What is expected
Draw out every line with the word "image" from the listing below.

Task material
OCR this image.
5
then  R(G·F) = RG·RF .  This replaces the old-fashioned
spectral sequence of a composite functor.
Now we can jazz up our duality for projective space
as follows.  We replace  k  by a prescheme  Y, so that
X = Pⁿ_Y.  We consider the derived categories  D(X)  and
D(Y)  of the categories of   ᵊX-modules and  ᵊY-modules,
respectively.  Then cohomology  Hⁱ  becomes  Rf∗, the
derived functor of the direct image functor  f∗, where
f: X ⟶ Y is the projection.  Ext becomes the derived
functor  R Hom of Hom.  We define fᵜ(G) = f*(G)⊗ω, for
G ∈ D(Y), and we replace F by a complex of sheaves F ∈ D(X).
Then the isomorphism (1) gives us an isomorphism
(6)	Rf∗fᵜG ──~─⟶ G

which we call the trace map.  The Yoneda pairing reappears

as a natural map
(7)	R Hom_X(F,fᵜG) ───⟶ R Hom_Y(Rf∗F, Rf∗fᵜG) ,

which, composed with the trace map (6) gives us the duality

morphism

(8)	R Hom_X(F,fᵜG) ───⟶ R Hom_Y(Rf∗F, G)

Solution to this task
OCR this image.
derived functor of the direct image functor  f∗, where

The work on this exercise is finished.